* **Trecho da fonte**:
+++++

Armando Nogueira, um dos maiores jornalistas que este país já teve e que revolucionou a crônica esportiva brasileira, achava que só craques deveriam entrar em campo. Pois, pegando uma carona na opinião do grande mestre, concluí que, assim como no futebol, somente poderia lidar com a administração pública quem fosse talhado para tal, tivesse intimidade com as “quatro linhas”, isto é, apenas fosse do ramo. E assim ter-se-ia evitado que ela chegasse à situação em que chegou, estruturalmente falando.
Tal qual passear simplesmente pelos gramados sem nenhuma arte ou criatividade, ocupar cargos públicos burocraticamente qualquer um passeia ou ocupa. Agora, jogar bonito, levar o time à vitória e fazer a torcida vibrar, não é tarefa para qualquer um. Só para quem tem talento, só para craque. E só para aqueles que estão no campo da luta ou já estiveram lá e têm compromissos com o país e com a administração pública, aqueles que lhe conhecem as entranhas, os problemas e, sobretudo, as necessidades e, ainda assim, nutrem sincera afeição por ela e se propõem a trabalhar com decência e seriedade, sem esperar nenhuma recompensa pessoal por isso.
É um dom natural, que vem do berço e se solidifica com a ação.
Como sintetiza o saudoso Armando, o esforçado pode vir a jogar – e administrar, acrescento eu – bem ou mal, por esforço e até mesmo capacidade, mas o craque será sempre por faculdade.
Atuar na administração pública é, sobretudo, uma questão de fé, por mais pueril e absurda que esta afirmação possa parecer. Apesar dos maus exemplos, que são rapidamente transformados em estereótipo-padrão, com a má-reputação de indolente, incompetente e privilegiado. O ataque aos servidores públicos, às vezes, parte dos próprios governantes, estes sim, no mais das vezes, tristes figuras transitórias, sem nenhum vínculo com o serviço público e sem nenhuma estima por ele. Quando muito, dele se valem para chegar ao poder e ali usufruir benefícios e ali aninhar parentes, amigos e credores de favores. E falo dos três Poderes: Executivo, Legislativo e Judiciário.

+++++

Itens do conjunto de dados:
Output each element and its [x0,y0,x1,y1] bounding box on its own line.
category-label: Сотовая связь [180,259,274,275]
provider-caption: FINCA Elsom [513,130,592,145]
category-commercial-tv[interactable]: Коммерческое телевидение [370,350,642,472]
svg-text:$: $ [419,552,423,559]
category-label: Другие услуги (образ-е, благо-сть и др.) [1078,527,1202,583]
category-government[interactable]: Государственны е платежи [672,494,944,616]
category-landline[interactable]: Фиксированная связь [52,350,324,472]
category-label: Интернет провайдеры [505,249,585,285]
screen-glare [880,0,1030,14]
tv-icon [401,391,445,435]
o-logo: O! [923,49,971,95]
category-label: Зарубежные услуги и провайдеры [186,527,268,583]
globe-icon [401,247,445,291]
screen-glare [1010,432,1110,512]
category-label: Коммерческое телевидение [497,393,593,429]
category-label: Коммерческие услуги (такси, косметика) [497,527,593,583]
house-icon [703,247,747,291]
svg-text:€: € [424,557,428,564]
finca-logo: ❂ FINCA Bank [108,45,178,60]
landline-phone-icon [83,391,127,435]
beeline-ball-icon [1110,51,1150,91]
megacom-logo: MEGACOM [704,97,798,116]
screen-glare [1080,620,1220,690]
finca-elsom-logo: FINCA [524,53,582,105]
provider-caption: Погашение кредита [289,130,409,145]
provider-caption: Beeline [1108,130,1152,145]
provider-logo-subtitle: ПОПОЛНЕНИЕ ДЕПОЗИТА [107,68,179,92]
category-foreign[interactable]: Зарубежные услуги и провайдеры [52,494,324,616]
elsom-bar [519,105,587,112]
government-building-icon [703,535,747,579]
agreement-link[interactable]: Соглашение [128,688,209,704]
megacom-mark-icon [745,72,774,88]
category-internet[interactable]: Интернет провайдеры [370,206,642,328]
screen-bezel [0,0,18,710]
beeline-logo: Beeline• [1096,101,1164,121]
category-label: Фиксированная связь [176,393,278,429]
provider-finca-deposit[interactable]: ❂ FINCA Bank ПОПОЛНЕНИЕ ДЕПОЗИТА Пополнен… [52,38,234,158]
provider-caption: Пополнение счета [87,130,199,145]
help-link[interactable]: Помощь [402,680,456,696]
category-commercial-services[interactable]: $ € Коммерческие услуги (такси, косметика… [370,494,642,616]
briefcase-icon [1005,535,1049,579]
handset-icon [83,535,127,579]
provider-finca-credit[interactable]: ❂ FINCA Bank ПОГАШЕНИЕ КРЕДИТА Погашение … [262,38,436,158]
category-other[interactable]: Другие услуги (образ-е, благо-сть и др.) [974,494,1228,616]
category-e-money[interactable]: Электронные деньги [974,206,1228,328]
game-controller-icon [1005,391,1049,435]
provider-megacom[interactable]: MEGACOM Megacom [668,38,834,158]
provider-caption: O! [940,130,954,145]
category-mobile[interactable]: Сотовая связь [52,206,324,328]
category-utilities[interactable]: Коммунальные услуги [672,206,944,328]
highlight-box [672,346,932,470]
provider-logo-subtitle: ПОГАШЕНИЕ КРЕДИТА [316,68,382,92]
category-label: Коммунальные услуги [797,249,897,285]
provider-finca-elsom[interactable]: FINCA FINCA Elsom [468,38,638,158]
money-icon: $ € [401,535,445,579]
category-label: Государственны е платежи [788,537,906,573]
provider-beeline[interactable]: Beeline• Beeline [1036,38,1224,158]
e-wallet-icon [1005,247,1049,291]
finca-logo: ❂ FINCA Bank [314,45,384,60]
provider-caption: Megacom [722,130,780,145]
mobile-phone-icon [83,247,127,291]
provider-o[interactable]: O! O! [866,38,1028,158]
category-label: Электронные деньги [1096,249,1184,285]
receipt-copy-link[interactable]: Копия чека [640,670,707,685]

+++++

* **Objetivo do exercício**: Reproduza, por favor, sem nenhuma alteração, a passagem do texto sobre administração pública que vai de "Tal qual passear" até "com a ação.".

* **Campo de resposta**:
Tal qual passear simplesmente pelos gramados sem nenhuma arte ou criatividade, ocupar cargos públicos burocraticamente qualquer um passeia ou ocupa. Agora, jogar bonito, levar o time à vitória e fazer a torcida vibrar, não é tarefa para qualquer um. Só para quem tem talento, só para craque. E só para aqueles que estão no campo da luta ou já estiveram lá e têm compromissos com o país e com a administração pública, aqueles que lhe conhecem as entranhas, os problemas e, sobretudo, as necessidades e, ainda assim, nutrem sincera afeição por ela e se propõem a trabalhar com decência e seriedade, sem esperar nenhuma recompensa pessoal por isso.
É um dom natural, que vem do berço e se solidifica com a ação.